[EXTRACTED ENTRIES]

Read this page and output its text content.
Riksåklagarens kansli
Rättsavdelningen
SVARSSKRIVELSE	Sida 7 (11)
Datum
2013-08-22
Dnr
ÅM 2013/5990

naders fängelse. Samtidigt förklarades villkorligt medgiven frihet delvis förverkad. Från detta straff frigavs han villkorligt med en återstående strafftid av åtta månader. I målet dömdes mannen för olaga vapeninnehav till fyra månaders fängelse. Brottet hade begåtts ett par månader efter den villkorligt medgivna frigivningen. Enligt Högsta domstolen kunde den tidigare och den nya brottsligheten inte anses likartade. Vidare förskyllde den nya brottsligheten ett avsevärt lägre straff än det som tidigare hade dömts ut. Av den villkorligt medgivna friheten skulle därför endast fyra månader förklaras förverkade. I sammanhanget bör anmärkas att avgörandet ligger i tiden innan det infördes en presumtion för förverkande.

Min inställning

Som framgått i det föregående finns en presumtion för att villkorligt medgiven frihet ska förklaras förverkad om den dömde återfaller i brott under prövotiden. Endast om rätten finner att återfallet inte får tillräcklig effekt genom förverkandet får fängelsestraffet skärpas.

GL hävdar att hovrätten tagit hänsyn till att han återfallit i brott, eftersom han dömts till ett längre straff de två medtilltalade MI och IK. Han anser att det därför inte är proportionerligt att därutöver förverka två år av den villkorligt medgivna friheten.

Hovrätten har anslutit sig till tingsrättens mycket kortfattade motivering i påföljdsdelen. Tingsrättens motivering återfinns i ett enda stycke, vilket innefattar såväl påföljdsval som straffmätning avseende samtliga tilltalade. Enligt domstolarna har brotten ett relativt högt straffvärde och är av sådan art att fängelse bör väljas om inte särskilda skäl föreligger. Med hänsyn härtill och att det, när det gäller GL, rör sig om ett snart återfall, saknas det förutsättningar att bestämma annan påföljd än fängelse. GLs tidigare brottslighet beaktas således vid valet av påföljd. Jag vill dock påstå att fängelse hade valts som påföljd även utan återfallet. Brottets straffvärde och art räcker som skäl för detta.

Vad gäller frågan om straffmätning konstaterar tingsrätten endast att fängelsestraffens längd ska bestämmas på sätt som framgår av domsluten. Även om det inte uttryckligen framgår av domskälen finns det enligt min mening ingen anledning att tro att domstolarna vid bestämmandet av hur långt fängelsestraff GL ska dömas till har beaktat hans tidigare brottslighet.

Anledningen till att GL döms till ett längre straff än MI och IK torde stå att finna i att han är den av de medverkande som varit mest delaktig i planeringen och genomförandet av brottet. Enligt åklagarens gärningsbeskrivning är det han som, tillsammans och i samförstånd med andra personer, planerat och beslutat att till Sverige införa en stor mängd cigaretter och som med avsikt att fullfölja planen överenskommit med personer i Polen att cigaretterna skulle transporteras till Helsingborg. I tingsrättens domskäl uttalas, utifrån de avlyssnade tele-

[/EXTRACTED ENTRIES]

## ACTIVITY
When a line above includes the word "skulle", please list that line.

## OUTPUT OF THE EXERCISE
naders fängelse. Samtidigt förklarades villkorligt medgiven frihet delvis förverkad. Från detta straff frigavs han villkorligt med en återstående strafftid av åtta månader. I målet dömdes mannen för olaga vapeninnehav till fyra månaders fängelse. Brottet hade begåtts ett par månader efter den villkorligt medgivna frigivningen. Enligt Högsta domstolen kunde den tidigare och den nya brottsligheten inte anses likartade. Vidare förskyllde den nya brottsligheten ett avsevärt lägre straff än det som tidigare hade dömts ut. Av den villkorligt medgivna friheten skulle därför endast fyra månader förklaras förverkade. I sammanhanget bör anmärkas att avgörandet ligger i tiden innan det infördes en presumtion för förverkande.
Anledningen till att GL döms till ett längre straff än MI och IK torde stå att finna i att han är den av de medverkande som varit mest delaktig i planeringen och genomförandet av brottet. Enligt åklagarens gärningsbeskrivning är det han som, tillsammans och i samförstånd med andra personer, planerat och beslutat att till Sverige införa en stor mängd cigaretter och som med avsikt att fullfölja planen överenskommit med personer i Polen att cigaretterna skulle transporteras till Helsingborg. I tingsrättens domskäl uttalas, utifrån de avlyssnade tele-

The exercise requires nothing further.